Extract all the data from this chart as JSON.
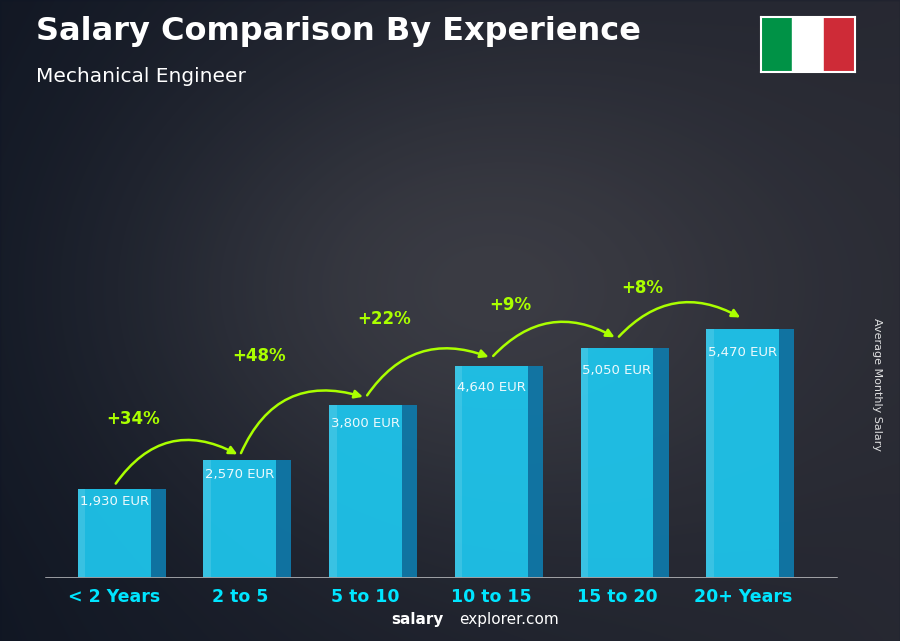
{
  "title": "Salary Comparison By Experience",
  "subtitle": "Mechanical Engineer",
  "categories": [
    "< 2 Years",
    "2 to 5",
    "5 to 10",
    "10 to 15",
    "15 to 20",
    "20+ Years"
  ],
  "values": [
    1930,
    2570,
    3800,
    4640,
    5050,
    5470
  ],
  "value_labels": [
    "1,930 EUR",
    "2,570 EUR",
    "3,800 EUR",
    "4,640 EUR",
    "5,050 EUR",
    "5,470 EUR"
  ],
  "pct_labels": [
    "+34%",
    "+48%",
    "+22%",
    "+9%",
    "+8%"
  ],
  "bar_face_color": "#1ec8f0",
  "bar_side_color": "#0f7aab",
  "bar_top_color": "#8ae6ff",
  "bar_highlight": "#5dd8f8",
  "ylabel": "Average Monthly Salary",
  "watermark_normal": "explorer.com",
  "watermark_bold": "salary",
  "bg_color": "#1a2535",
  "text_color": "#ffffff",
  "pct_color": "#aaff00",
  "arrow_color": "#aaff00",
  "italy_flag_green": "#009246",
  "italy_flag_white": "#ffffff",
  "italy_flag_red": "#ce2b37",
  "xlabel_color": "#00e5ff",
  "value_label_color": "#ffffff",
  "val_label_outside_color": "#cccccc"
}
◆ ◆ ◆ ◆ ◆
Give every record back exactly as it reads, with no images.

Extract all the data from this chart as JSON.
{
  "title": "Salary Comparison By Experience",
  "subtitle": "Mechanical Engineer",
  "categories": [
    "< 2 Years",
    "2 to 5",
    "5 to 10",
    "10 to 15",
    "15 to 20",
    "20+ Years"
  ],
  "values": [
    1930,
    2570,
    3800,
    4640,
    5050,
    5470
  ],
  "value_labels": [
    "1,930 EUR",
    "2,570 EUR",
    "3,800 EUR",
    "4,640 EUR",
    "5,050 EUR",
    "5,470 EUR"
  ],
  "pct_labels": [
    "+34%",
    "+48%",
    "+22%",
    "+9%",
    "+8%"
  ],
  "bar_face_color": "#1ec8f0",
  "bar_side_color": "#0f7aab",
  "bar_top_color": "#8ae6ff",
  "bar_highlight": "#5dd8f8",
  "ylabel": "Average Monthly Salary",
  "watermark_normal": "explorer.com",
  "watermark_bold": "salary",
  "bg_color": "#1a2535",
  "text_color": "#ffffff",
  "pct_color": "#aaff00",
  "arrow_color": "#aaff00",
  "italy_flag_green": "#009246",
  "italy_flag_white": "#ffffff",
  "italy_flag_red": "#ce2b37",
  "xlabel_color": "#00e5ff",
  "value_label_color": "#ffffff",
  "val_label_outside_color": "#cccccc"
}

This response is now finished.